Raw data:
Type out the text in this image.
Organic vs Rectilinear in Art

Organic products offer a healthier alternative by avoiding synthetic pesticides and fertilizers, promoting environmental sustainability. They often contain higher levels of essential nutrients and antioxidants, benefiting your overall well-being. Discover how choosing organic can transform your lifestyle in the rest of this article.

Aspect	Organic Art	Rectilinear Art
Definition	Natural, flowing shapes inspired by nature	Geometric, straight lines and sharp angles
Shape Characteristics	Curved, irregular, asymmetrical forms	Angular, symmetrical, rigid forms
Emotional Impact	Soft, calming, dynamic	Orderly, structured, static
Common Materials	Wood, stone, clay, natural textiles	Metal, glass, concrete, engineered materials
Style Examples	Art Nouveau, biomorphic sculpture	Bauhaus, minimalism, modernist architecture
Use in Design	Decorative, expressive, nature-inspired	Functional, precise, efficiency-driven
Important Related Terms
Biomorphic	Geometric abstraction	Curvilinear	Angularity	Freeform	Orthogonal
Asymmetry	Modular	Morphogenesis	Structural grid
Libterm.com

What to do: Repeat each entry word for word.

Completed task:
Type out the text in this image.
Organic vs Rectilinear in Art

Organic products offer a healthier alternative by avoiding synthetic pesticides and fertilizers, promoting environmental sustainability. They often contain higher levels of essential nutrients and antioxidants, benefiting your overall well-being. Discover how choosing organic can transform your lifestyle in the rest of this article.

Aspect	Organic Art	Rectilinear Art
Definition	Natural, flowing shapes inspired by nature	Geometric, straight lines and sharp angles
Shape Characteristics	Curved, irregular, asymmetrical forms	Angular, symmetrical, rigid forms
Emotional Impact	Soft, calming, dynamic	Orderly, structured, static
Common Materials	Wood, stone, clay, natural textiles	Metal, glass, concrete, engineered materials
Style Examples	Art Nouveau, biomorphic sculpture	Bauhaus, minimalism, modernist architecture
Use in Design	Decorative, expressive, nature-inspired	Functional, precise, efficiency-driven
Important Related Terms
Biomorphic	Geometric abstraction	Curvilinear	Angularity	Freeform	Orthogonal
Asymmetry	Modular	Morphogenesis	Structural grid
Libterm.com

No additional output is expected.